▶ [练习题目 a]
根据正文回答:
(i) 后缀树的概念最早由谁在哪一年提出?
(ii) 在以XMADAMYX为例列出的后缀中,空字串记为什么?
(iii) 后缀树节点的结构包括哪三个部分?

▶ [正文]
********

后缀树的定义
后缀树(Suffix tree)是一种数据结构,能快速解决很多关于字符串的问题。后缀树的概念最早由Weiner 于1973年提出,既而由McCreight 在1976年和Ukkonen在1992年和1995年加以改进完善。
后缀,顾名思义,甚至通俗点来说,就是所谓后缀就是后面尾巴的意思。比如说给定一长度为n的字符串S=S1S2..Si..Sn,和整数i,1 <= i <= n,子串SiSi+1…Sn便都是字符串S的后缀。
以字符串S=XMADAMYX为例,它的长度为8,所以S[1..8], S[2..8], … , S[8..8]都算S的后缀,我们一般还把空字串也算成后缀。这样,我们一共有如下后缀。对于后缀S[i..n],我们说这项后缀起始于i。
S[1..8], XMADAMYX, 也就是字符串本身,起始位置为1
S[2..8], MADAMYX,起始位置为2
S[3..8], ADAMYX,起始位置为3
S[4..8], DAMYX,起始位置为4
S[5..8], AMYX,起始位置为5
S[6..8], MYX,起始位置为6
S[7..8], YX,起始位置为7
S[8..8], X,起始位置为8
空字串,记为$。
后缀树的结构
首先,说明一下后缀树中的结构。在该程序中,定义了后缀树的类,以及后缀树的节点的类。节点的结构包括3个部分:1.节点的ID.2.节点所存的字符串。3.该节点的孩子指针。具体结构如下:
map
class suffix_node {
public:
map<char,suffix_node*> children;
string str;
int id;
suffix_node(){}
void insertstring(string s) //通过insertstring来将每一个后缀插入树中
{
suffix_node* child=NULL;
suffix_node* nod=NULL;
if(children.find(s[0])==children.end()) //root的map中不存在s[0]
{
child=new suffix_node();
child->str=s;
child->id=num_node;
num_node++; //num_node用于生成ID
children[s[0]]=child;
}
else
{
child=children[s[0]];
int i;
string st,st1;
char ch;
if(child->str.length()<=s.length())

********

▶ [所给材料]
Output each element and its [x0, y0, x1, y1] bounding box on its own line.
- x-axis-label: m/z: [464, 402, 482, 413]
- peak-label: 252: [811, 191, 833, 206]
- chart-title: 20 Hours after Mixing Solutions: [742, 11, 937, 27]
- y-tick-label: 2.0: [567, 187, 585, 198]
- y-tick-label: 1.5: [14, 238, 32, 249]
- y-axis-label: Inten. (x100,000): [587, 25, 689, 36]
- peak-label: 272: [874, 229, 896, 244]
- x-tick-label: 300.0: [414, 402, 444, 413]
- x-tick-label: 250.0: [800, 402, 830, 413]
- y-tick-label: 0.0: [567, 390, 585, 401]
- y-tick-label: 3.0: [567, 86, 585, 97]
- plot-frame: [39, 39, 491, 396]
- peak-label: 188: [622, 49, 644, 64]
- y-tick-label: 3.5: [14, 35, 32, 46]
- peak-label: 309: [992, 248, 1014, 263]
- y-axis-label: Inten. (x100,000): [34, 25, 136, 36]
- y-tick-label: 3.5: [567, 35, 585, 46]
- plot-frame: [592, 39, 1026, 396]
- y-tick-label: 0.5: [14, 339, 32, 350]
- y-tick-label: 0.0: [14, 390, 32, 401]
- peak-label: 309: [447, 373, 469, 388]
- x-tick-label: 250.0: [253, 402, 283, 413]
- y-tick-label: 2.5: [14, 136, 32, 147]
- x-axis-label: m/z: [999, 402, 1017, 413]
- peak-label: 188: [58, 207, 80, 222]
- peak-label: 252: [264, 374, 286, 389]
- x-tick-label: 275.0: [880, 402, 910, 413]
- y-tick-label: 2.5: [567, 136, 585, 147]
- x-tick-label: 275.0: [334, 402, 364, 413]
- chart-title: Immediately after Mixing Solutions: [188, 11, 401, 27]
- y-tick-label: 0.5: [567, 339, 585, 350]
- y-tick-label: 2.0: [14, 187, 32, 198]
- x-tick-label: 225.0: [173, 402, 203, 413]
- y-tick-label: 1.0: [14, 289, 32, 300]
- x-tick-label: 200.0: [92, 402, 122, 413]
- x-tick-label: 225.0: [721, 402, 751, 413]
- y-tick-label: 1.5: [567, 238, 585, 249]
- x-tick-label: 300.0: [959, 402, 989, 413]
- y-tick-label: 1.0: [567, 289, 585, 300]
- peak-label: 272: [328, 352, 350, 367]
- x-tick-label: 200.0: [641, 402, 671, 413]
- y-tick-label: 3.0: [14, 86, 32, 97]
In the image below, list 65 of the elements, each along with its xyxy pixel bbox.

********

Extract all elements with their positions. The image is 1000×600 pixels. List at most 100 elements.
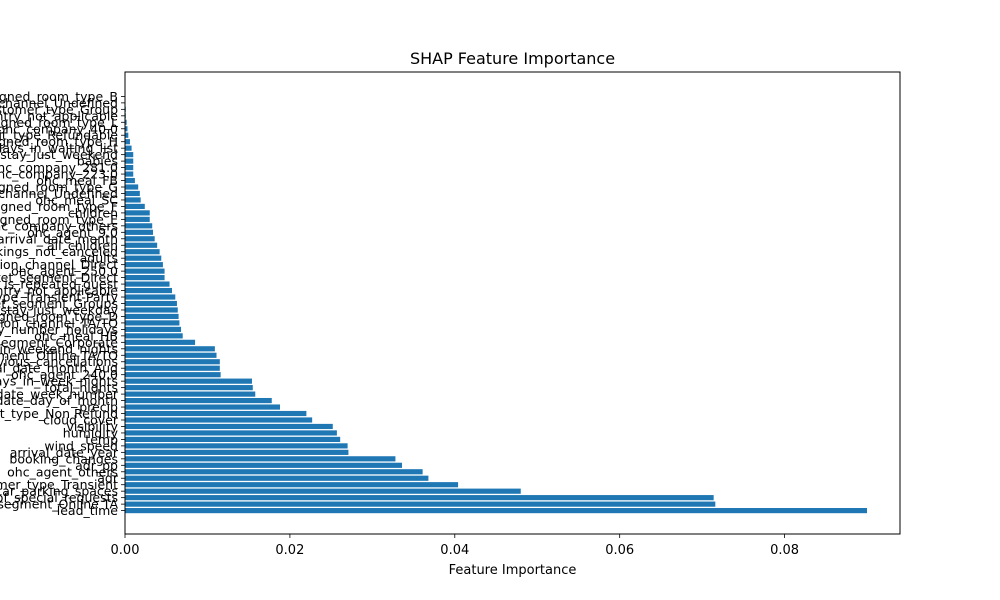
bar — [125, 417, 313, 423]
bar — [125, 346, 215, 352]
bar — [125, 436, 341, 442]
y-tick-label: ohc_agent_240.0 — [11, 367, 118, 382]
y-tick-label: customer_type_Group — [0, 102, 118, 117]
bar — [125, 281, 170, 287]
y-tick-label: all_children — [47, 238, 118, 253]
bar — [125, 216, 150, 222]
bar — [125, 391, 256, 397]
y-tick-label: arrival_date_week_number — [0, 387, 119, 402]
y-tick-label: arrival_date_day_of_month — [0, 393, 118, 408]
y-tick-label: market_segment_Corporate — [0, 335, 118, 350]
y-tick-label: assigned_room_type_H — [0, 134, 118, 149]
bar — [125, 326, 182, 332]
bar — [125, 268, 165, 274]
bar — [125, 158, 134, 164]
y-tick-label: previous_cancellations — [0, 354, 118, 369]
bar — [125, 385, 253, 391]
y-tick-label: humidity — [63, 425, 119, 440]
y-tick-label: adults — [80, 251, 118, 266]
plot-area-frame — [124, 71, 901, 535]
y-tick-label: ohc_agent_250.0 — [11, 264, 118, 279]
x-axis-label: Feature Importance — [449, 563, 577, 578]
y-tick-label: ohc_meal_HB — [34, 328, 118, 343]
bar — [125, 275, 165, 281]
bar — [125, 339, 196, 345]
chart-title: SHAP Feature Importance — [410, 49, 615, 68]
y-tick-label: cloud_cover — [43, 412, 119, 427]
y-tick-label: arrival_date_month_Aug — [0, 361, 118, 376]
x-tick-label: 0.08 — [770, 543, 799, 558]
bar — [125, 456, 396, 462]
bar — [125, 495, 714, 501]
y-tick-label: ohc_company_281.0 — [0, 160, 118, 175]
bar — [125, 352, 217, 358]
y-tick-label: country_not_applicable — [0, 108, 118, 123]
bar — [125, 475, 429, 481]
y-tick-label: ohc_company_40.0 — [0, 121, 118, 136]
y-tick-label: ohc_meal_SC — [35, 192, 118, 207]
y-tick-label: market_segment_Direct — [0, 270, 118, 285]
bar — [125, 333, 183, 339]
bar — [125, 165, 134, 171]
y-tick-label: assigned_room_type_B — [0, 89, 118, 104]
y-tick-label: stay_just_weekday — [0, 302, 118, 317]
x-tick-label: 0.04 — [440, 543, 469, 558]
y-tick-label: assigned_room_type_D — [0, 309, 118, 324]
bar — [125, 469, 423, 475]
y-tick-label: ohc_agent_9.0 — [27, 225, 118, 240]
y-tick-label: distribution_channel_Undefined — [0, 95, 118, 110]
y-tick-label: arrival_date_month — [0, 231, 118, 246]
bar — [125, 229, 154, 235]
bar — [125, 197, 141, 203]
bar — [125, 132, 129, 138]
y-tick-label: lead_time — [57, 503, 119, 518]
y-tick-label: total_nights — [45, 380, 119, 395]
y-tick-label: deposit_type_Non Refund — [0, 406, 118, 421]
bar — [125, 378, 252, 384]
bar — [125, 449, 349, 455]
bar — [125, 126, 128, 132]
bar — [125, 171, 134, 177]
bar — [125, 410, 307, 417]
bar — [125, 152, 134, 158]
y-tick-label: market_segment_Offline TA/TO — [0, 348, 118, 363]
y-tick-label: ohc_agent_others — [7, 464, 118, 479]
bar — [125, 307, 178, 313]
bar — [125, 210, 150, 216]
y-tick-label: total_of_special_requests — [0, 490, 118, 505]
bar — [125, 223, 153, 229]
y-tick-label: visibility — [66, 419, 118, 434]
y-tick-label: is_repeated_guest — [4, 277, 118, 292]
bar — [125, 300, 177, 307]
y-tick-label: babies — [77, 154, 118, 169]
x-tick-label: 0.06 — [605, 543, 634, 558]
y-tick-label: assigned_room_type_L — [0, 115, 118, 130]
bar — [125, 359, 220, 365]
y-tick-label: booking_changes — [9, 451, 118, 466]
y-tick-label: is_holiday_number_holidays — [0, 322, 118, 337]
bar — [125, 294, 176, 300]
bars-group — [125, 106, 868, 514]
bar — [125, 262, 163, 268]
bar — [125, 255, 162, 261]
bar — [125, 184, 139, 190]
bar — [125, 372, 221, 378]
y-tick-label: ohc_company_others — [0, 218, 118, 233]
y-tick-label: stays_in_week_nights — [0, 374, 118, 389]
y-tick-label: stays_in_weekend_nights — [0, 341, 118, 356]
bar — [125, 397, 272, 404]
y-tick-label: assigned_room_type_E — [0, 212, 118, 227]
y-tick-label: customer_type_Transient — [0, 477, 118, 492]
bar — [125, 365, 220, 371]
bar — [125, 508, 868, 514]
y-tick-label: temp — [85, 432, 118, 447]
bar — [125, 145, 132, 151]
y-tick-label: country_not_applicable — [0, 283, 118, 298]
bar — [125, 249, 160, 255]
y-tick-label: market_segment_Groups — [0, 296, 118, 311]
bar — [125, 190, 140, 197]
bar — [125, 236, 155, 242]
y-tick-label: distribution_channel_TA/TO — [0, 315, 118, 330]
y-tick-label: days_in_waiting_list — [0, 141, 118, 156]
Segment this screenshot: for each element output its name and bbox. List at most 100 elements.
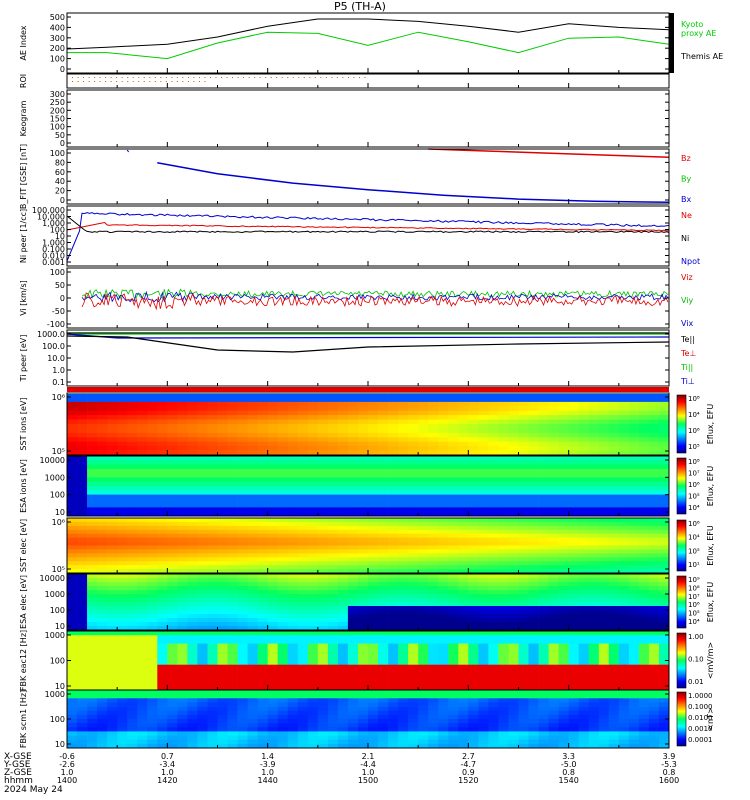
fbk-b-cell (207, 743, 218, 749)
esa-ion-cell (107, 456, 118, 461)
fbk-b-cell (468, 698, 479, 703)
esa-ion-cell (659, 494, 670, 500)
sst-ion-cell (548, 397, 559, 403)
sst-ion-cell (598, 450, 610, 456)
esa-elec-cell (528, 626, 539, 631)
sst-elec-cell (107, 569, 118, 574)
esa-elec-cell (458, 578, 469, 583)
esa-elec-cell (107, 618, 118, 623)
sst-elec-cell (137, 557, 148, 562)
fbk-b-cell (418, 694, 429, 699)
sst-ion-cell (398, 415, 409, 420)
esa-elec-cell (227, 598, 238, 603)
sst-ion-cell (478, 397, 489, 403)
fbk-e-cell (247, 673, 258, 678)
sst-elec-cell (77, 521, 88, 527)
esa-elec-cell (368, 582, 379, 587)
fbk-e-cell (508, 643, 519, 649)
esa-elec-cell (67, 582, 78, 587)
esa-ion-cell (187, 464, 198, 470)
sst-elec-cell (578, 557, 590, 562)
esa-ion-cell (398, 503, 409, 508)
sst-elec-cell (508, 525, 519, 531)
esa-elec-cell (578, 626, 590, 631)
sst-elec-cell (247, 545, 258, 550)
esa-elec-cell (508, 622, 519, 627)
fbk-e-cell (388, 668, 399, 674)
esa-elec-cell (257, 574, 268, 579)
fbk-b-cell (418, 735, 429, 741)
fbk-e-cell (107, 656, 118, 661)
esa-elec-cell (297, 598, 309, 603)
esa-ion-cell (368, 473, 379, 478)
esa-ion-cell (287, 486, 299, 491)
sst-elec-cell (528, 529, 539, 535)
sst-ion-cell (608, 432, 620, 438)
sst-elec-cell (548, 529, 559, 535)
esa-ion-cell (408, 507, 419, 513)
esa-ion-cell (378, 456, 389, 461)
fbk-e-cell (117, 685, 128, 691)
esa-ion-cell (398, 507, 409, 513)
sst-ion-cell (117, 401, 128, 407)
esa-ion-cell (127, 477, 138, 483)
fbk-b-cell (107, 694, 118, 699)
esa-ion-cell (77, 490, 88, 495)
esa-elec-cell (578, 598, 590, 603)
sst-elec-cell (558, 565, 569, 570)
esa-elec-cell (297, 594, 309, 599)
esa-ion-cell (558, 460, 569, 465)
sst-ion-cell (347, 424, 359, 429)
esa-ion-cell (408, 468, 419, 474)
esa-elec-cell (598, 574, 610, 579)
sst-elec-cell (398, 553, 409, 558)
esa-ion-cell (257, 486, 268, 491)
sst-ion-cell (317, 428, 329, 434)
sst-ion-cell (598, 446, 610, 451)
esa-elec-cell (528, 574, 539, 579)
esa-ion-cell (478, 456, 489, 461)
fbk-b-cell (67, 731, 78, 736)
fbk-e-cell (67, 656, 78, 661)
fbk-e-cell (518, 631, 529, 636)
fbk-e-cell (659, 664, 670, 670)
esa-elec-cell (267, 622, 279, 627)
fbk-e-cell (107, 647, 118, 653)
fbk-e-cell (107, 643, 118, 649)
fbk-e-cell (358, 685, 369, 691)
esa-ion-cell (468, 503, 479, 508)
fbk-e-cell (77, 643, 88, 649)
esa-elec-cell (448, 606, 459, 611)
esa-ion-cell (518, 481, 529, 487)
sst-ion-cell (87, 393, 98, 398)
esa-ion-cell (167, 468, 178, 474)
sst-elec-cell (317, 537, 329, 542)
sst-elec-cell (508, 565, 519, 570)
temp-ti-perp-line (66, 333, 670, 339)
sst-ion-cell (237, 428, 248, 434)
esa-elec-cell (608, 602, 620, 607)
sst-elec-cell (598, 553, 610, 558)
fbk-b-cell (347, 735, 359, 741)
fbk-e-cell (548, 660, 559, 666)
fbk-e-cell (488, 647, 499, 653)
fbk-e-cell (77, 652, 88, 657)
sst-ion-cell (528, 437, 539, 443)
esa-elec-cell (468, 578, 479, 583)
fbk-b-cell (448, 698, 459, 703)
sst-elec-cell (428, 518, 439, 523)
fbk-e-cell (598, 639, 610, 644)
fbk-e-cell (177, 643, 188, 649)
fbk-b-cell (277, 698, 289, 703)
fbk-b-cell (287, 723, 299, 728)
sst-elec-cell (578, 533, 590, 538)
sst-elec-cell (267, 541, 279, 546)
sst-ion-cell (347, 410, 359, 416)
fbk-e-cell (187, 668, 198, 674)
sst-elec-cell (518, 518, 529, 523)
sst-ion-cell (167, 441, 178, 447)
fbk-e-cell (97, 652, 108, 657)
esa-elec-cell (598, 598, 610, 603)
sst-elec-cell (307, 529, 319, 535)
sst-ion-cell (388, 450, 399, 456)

********

▶ [练习题目 b] 请把清单中从含有“fbk-b-cell (207, 743, 218, 749)”的一行到含有“esa-elec-cell (257, 574, 268, 579)”的一行(两端都算)重新写出,只写这些行,把其中的“sst-ion-cell”改为“sst-ion-box”,其余一律不变。

▶ [完整回答 a]
(i) 由Weiner于1973年提出。
(ii) 记为$。
(iii) 节点的ID、节点所存的字符串、该节点的孩子指针。

▶ [完整回答 b]
fbk-b-cell (207, 743, 218, 749)
esa-ion-cell (107, 456, 118, 461)
fbk-b-cell (468, 698, 479, 703)
esa-ion-cell (659, 494, 670, 500)
sst-ion-box (548, 397, 559, 403)
sst-ion-box (598, 450, 610, 456)
esa-elec-cell (528, 626, 539, 631)
sst-elec-cell (107, 569, 118, 574)
esa-elec-cell (458, 578, 469, 583)
esa-elec-cell (107, 618, 118, 623)
sst-elec-cell (137, 557, 148, 562)
fbk-b-cell (418, 694, 429, 699)
sst-ion-box (398, 415, 409, 420)
esa-elec-cell (227, 598, 238, 603)
sst-ion-box (478, 397, 489, 403)
fbk-e-cell (247, 673, 258, 678)
sst-elec-cell (77, 521, 88, 527)
esa-elec-cell (368, 582, 379, 587)
fbk-e-cell (508, 643, 519, 649)
esa-elec-cell (67, 582, 78, 587)
esa-ion-cell (187, 464, 198, 470)
sst-elec-cell (578, 557, 590, 562)
esa-ion-cell (398, 503, 409, 508)
sst-elec-cell (508, 525, 519, 531)
esa-elec-cell (578, 626, 590, 631)
sst-elec-cell (247, 545, 258, 550)
esa-elec-cell (508, 622, 519, 627)
fbk-e-cell (388, 668, 399, 674)
esa-elec-cell (257, 574, 268, 579)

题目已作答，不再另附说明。